Exercise directions
Where does the string "structured" appear? Copy every line of the entries below that holds it.

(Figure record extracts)
-------------------------

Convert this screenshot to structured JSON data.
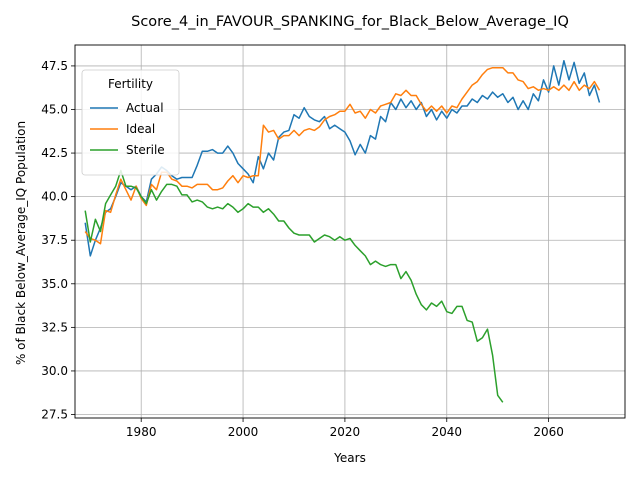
{
  "chart_data": {
    "type": "line",
    "title": "Score_4_in_FAVOUR_SPANKING_for_Black_Below_Average_IQ",
    "xlabel": "Years",
    "ylabel": "% of Black Below_Average_IQ Population",
    "xlim": [
      1967,
      2075
    ],
    "ylim": [
      27.3,
      48.7
    ],
    "xticks": [
      1980,
      2000,
      2020,
      2040,
      2060
    ],
    "yticks": [
      27.5,
      30.0,
      32.5,
      35.0,
      37.5,
      40.0,
      42.5,
      45.0,
      47.5
    ],
    "grid": true,
    "legend": {
      "title": "Fertility",
      "position": "top-left"
    },
    "series": [
      {
        "name": "Actual",
        "color": "#1f77b4",
        "x": [
          1969,
          1970,
          1971,
          1972,
          1973,
          1974,
          1975,
          1976,
          1977,
          1978,
          1979,
          1980,
          1981,
          1982,
          1983,
          1984,
          1985,
          1986,
          1987,
          1988,
          1989,
          1990,
          1991,
          1992,
          1993,
          1994,
          1995,
          1996,
          1997,
          1998,
          1999,
          2000,
          2001,
          2002,
          2003,
          2004,
          2005,
          2006,
          2007,
          2008,
          2009,
          2010,
          2011,
          2012,
          2013,
          2014,
          2015,
          2016,
          2017,
          2018,
          2019,
          2020,
          2021,
          2022,
          2023,
          2024,
          2025,
          2026,
          2027,
          2028,
          2029,
          2030,
          2031,
          2032,
          2033,
          2034,
          2035,
          2036,
          2037,
          2038,
          2039,
          2040,
          2041,
          2042,
          2043,
          2044,
          2045,
          2046,
          2047,
          2048,
          2049,
          2050,
          2051,
          2052,
          2053,
          2054,
          2055,
          2056,
          2057,
          2058,
          2059,
          2060,
          2061,
          2062,
          2063,
          2064,
          2065,
          2066,
          2067,
          2068,
          2069,
          2070
        ],
        "y": [
          38.5,
          36.6,
          37.5,
          38.2,
          39.1,
          39.3,
          40.0,
          40.8,
          40.6,
          40.4,
          40.6,
          40.0,
          39.7,
          41.0,
          41.3,
          41.7,
          41.5,
          41.2,
          41.0,
          41.1,
          41.1,
          41.1,
          41.8,
          42.6,
          42.6,
          42.7,
          42.5,
          42.5,
          42.9,
          42.5,
          41.9,
          41.6,
          41.3,
          40.8,
          42.3,
          41.6,
          42.5,
          42.1,
          43.4,
          43.7,
          43.8,
          44.7,
          44.5,
          45.1,
          44.6,
          44.4,
          44.3,
          44.6,
          43.9,
          44.1,
          43.9,
          43.7,
          43.2,
          42.4,
          43.0,
          42.5,
          43.5,
          43.3,
          44.6,
          44.3,
          45.4,
          45.0,
          45.6,
          45.1,
          45.5,
          45.0,
          45.4,
          44.6,
          45.0,
          44.4,
          44.9,
          44.5,
          45.0,
          44.8,
          45.2,
          45.2,
          45.6,
          45.4,
          45.8,
          45.6,
          46.0,
          45.7,
          45.9,
          45.4,
          45.7,
          45.0,
          45.5,
          45.0,
          45.9,
          45.5,
          46.7,
          46.0,
          47.5,
          46.4,
          47.8,
          46.7,
          47.7,
          46.5,
          47.1,
          45.8,
          46.4,
          45.4
        ]
      },
      {
        "name": "Ideal",
        "color": "#ff7f0e",
        "x": [
          1969,
          1970,
          1971,
          1972,
          1973,
          1974,
          1975,
          1976,
          1977,
          1978,
          1979,
          1980,
          1981,
          1982,
          1983,
          1984,
          1985,
          1986,
          1987,
          1988,
          1989,
          1990,
          1991,
          1992,
          1993,
          1994,
          1995,
          1996,
          1997,
          1998,
          1999,
          2000,
          2001,
          2002,
          2003,
          2004,
          2005,
          2006,
          2007,
          2008,
          2009,
          2010,
          2011,
          2012,
          2013,
          2014,
          2015,
          2016,
          2017,
          2018,
          2019,
          2020,
          2021,
          2022,
          2023,
          2024,
          2025,
          2026,
          2027,
          2028,
          2029,
          2030,
          2031,
          2032,
          2033,
          2034,
          2035,
          2036,
          2037,
          2038,
          2039,
          2040,
          2041,
          2042,
          2043,
          2044,
          2045,
          2046,
          2047,
          2048,
          2049,
          2050,
          2051,
          2052,
          2053,
          2054,
          2055,
          2056,
          2057,
          2058,
          2059,
          2060,
          2061,
          2062,
          2063,
          2064,
          2065,
          2066,
          2067,
          2068,
          2069,
          2070
        ],
        "y": [
          38.0,
          37.6,
          37.5,
          37.3,
          39.2,
          39.1,
          40.1,
          41.0,
          40.4,
          39.8,
          40.6,
          39.9,
          39.5,
          40.7,
          40.4,
          41.4,
          41.4,
          41.0,
          40.9,
          40.6,
          40.6,
          40.5,
          40.7,
          40.7,
          40.7,
          40.4,
          40.4,
          40.5,
          40.9,
          41.2,
          40.8,
          41.2,
          41.1,
          41.2,
          41.2,
          44.1,
          43.7,
          43.8,
          43.3,
          43.5,
          43.5,
          43.8,
          43.5,
          43.8,
          43.9,
          43.8,
          44.0,
          44.4,
          44.6,
          44.7,
          44.9,
          44.9,
          45.3,
          44.8,
          44.9,
          44.5,
          45.0,
          44.8,
          45.2,
          45.3,
          45.4,
          45.9,
          45.8,
          46.1,
          45.8,
          45.8,
          45.3,
          44.9,
          45.2,
          44.9,
          45.2,
          44.8,
          45.2,
          45.1,
          45.6,
          46.0,
          46.4,
          46.6,
          47.0,
          47.3,
          47.4,
          47.4,
          47.4,
          47.1,
          47.1,
          46.7,
          46.6,
          46.2,
          46.3,
          46.1,
          46.2,
          46.1,
          46.3,
          46.1,
          46.4,
          46.1,
          46.6,
          46.1,
          46.4,
          46.2,
          46.6,
          46.1
        ]
      },
      {
        "name": "Sterile",
        "color": "#2ca02c",
        "x": [
          1969,
          1970,
          1971,
          1972,
          1973,
          1974,
          1975,
          1976,
          1977,
          1978,
          1979,
          1980,
          1981,
          1982,
          1983,
          1984,
          1985,
          1986,
          1987,
          1988,
          1989,
          1990,
          1991,
          1992,
          1993,
          1994,
          1995,
          1996,
          1997,
          1998,
          1999,
          2000,
          2001,
          2002,
          2003,
          2004,
          2005,
          2006,
          2007,
          2008,
          2009,
          2010,
          2011,
          2012,
          2013,
          2014,
          2015,
          2016,
          2017,
          2018,
          2019,
          2020,
          2021,
          2022,
          2023,
          2024,
          2025,
          2026,
          2027,
          2028,
          2029,
          2030,
          2031,
          2032,
          2033,
          2034,
          2035,
          2036,
          2037,
          2038,
          2039,
          2040,
          2041,
          2042,
          2043,
          2044,
          2045,
          2046,
          2047,
          2048,
          2049,
          2050,
          2051
        ],
        "y": [
          39.2,
          37.4,
          38.7,
          38.0,
          39.6,
          40.1,
          40.6,
          41.5,
          40.6,
          40.6,
          40.5,
          40.0,
          39.6,
          40.4,
          39.8,
          40.3,
          40.7,
          40.7,
          40.6,
          40.1,
          40.1,
          39.7,
          39.8,
          39.7,
          39.4,
          39.3,
          39.4,
          39.3,
          39.6,
          39.4,
          39.1,
          39.3,
          39.6,
          39.4,
          39.4,
          39.1,
          39.3,
          39.0,
          38.6,
          38.6,
          38.2,
          37.9,
          37.8,
          37.8,
          37.8,
          37.4,
          37.6,
          37.8,
          37.7,
          37.5,
          37.7,
          37.5,
          37.6,
          37.2,
          36.9,
          36.6,
          36.1,
          36.3,
          36.1,
          36.0,
          36.1,
          36.1,
          35.3,
          35.7,
          35.2,
          34.4,
          33.8,
          33.5,
          33.9,
          33.7,
          34.0,
          33.4,
          33.3,
          33.7,
          33.7,
          32.9,
          32.8,
          31.7,
          31.9,
          32.4,
          30.9,
          28.6,
          28.2
        ]
      }
    ]
  }
}
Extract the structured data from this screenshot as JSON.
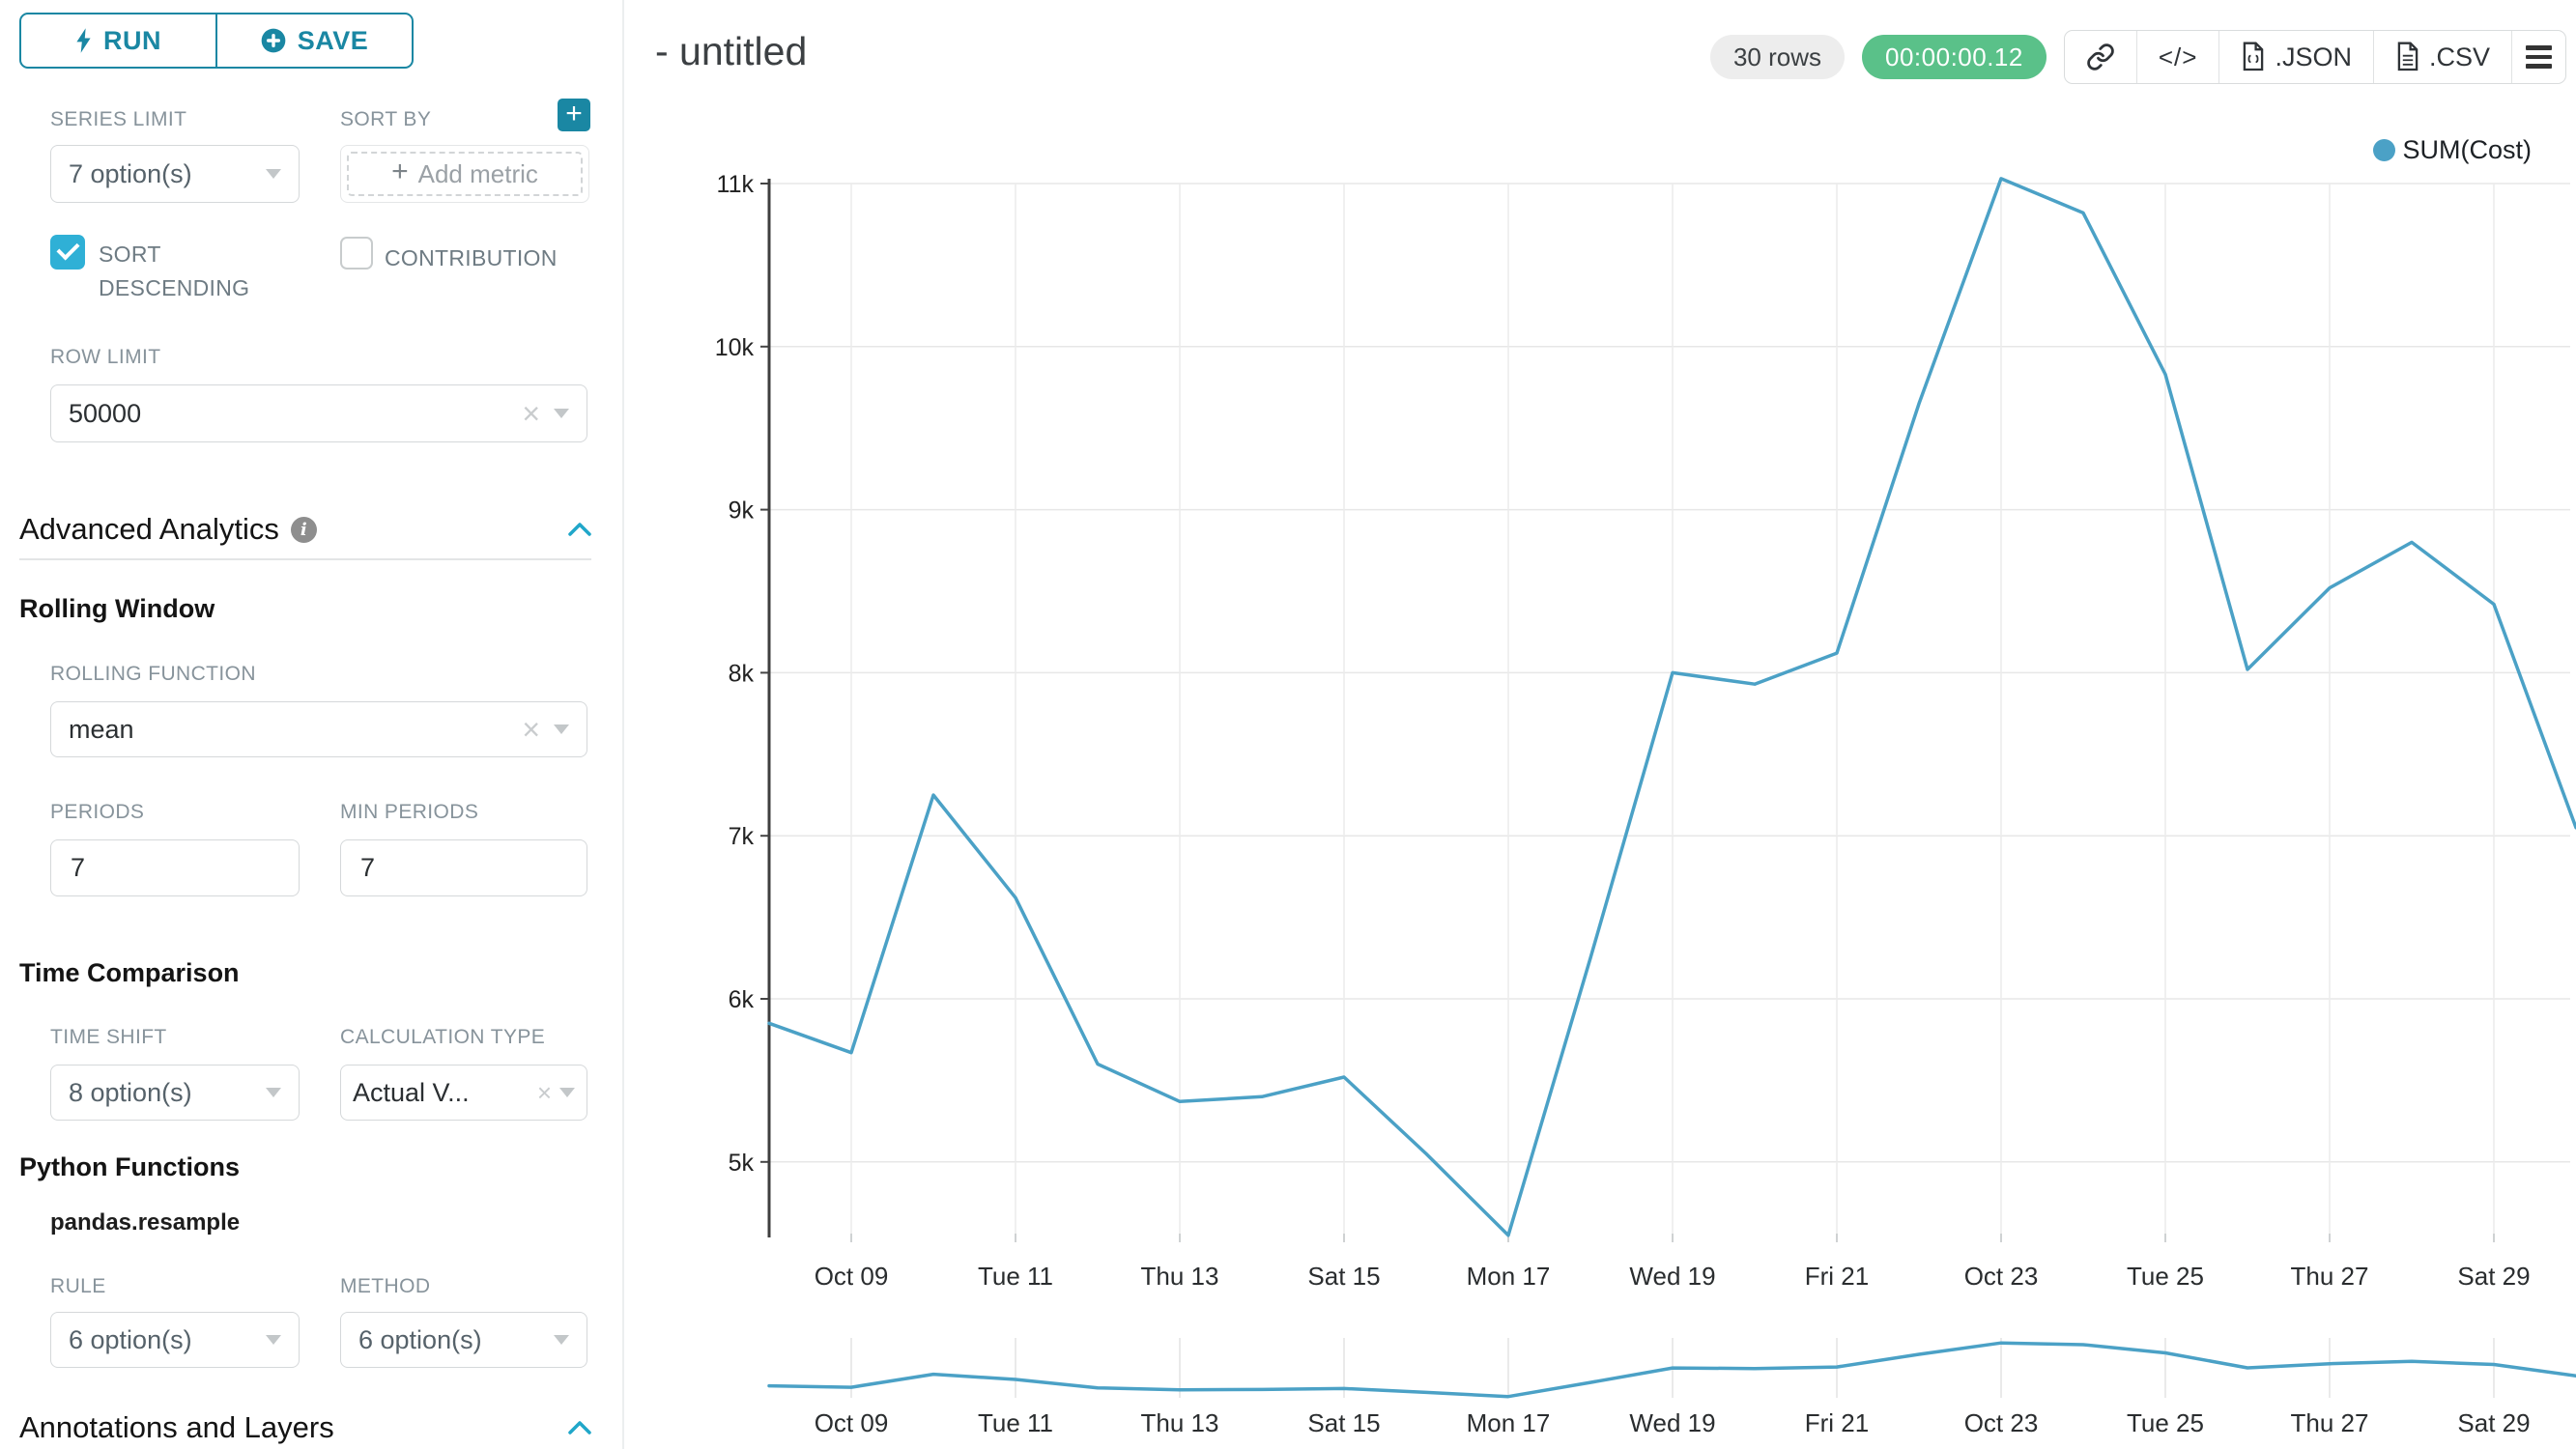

-------------------------

Correct response
Convert this screenshot to structured JSON data.
Extract the structured data from this screenshot as JSON.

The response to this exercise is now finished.